▸ **Data**
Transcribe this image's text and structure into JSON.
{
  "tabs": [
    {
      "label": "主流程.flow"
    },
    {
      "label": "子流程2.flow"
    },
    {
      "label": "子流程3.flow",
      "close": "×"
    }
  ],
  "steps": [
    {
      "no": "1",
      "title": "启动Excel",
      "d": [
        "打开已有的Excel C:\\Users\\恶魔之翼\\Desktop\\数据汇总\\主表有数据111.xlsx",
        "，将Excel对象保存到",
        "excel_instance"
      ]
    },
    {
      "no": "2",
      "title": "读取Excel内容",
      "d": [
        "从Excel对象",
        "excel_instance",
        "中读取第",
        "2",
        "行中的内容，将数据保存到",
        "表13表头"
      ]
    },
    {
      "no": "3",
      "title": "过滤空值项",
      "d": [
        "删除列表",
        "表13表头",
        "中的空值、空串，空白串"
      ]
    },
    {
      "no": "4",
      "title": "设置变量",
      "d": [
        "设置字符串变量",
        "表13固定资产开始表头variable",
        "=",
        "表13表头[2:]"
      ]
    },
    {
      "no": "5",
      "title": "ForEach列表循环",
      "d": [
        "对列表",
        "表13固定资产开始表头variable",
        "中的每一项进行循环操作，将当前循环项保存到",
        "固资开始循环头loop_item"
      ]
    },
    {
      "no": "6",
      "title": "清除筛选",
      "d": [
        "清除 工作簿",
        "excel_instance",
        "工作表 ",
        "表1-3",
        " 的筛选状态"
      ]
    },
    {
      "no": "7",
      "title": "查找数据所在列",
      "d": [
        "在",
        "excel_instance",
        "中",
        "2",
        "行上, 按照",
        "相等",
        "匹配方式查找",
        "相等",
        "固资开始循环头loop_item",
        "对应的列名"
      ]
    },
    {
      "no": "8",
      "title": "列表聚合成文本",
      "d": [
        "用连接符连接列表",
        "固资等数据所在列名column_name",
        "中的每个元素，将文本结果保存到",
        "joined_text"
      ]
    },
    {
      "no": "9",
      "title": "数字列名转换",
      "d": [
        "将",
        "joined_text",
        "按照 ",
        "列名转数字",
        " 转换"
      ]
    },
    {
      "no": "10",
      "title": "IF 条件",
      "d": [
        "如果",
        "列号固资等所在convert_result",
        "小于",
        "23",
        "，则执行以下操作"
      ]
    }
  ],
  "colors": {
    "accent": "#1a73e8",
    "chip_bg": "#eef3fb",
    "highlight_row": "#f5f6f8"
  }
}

▸ **To be done**
Show all lines above holding "label".

▸ **Correct result**
      "label": "主流程.flow"
      "label": "子流程2.flow"
      "label": "子流程3.flow",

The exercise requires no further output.